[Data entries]
.....
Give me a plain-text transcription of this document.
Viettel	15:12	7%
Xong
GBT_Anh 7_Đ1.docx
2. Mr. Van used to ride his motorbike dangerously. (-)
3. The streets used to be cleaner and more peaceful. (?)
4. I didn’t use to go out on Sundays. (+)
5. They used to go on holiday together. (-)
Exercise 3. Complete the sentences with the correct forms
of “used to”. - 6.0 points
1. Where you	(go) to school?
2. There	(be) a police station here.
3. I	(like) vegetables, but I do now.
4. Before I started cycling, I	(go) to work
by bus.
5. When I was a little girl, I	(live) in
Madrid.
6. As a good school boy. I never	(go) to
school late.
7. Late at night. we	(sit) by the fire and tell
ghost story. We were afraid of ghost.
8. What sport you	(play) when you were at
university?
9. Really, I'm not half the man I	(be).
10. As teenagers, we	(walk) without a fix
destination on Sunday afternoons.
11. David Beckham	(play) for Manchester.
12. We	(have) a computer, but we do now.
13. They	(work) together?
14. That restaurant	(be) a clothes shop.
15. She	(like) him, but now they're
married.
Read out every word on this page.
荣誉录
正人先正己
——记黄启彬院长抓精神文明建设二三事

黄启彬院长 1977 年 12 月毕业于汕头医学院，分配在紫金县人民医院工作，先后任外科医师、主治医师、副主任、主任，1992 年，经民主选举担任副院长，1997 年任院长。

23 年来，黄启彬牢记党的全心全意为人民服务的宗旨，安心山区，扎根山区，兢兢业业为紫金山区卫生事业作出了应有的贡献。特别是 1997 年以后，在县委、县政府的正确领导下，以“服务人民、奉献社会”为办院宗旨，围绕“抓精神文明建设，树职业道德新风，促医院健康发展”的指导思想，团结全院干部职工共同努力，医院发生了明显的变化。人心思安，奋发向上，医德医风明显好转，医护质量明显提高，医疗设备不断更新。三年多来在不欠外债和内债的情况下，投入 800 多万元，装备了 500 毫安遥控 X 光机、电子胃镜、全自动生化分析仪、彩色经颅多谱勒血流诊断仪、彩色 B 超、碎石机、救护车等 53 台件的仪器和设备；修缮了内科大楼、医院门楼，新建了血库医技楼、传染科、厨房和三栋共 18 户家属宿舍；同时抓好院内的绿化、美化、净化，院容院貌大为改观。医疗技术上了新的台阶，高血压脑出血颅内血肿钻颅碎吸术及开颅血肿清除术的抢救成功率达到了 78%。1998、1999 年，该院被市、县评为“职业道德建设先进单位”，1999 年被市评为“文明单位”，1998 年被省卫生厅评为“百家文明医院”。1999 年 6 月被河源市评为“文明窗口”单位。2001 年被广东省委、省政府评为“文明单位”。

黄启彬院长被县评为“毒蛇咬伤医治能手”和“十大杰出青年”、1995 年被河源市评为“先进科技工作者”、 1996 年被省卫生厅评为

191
.....
:: TASK REQUIREMENTS ::
Copy exactly, and only, the lines from the one containing "Read out every word on this page." through the last line of the listing.

:: EXERCISE ANSWER ::
Read out every word on this page.
荣誉录
正人先正己
——记黄启彬院长抓精神文明建设二三事

黄启彬院长 1977 年 12 月毕业于汕头医学院，分配在紫金县人民医院工作，先后任外科医师、主治医师、副主任、主任，1992 年，经民主选举担任副院长，1997 年任院长。

23 年来，黄启彬牢记党的全心全意为人民服务的宗旨，安心山区，扎根山区，兢兢业业为紫金山区卫生事业作出了应有的贡献。特别是 1997 年以后，在县委、县政府的正确领导下，以“服务人民、奉献社会”为办院宗旨，围绕“抓精神文明建设，树职业道德新风，促医院健康发展”的指导思想，团结全院干部职工共同努力，医院发生了明显的变化。人心思安，奋发向上，医德医风明显好转，医护质量明显提高，医疗设备不断更新。三年多来在不欠外债和内债的情况下，投入 800 多万元，装备了 500 毫安遥控 X 光机、电子胃镜、全自动生化分析仪、彩色经颅多谱勒血流诊断仪、彩色 B 超、碎石机、救护车等 53 台件的仪器和设备；修缮了内科大楼、医院门楼，新建了血库医技楼、传染科、厨房和三栋共 18 户家属宿舍；同时抓好院内的绿化、美化、净化，院容院貌大为改观。医疗技术上了新的台阶，高血压脑出血颅内血肿钻颅碎吸术及开颅血肿清除术的抢救成功率达到了 78%。1998、1999 年，该院被市、县评为“职业道德建设先进单位”，1999 年被市评为“文明单位”，1998 年被省卫生厅评为“百家文明医院”。1999 年 6 月被河源市评为“文明窗口”单位。2001 年被广东省委、省政府评为“文明单位”。

黄启彬院长被县评为“毒蛇咬伤医治能手”和“十大杰出青年”、1995 年被河源市评为“先进科技工作者”、 1996 年被省卫生厅评为

191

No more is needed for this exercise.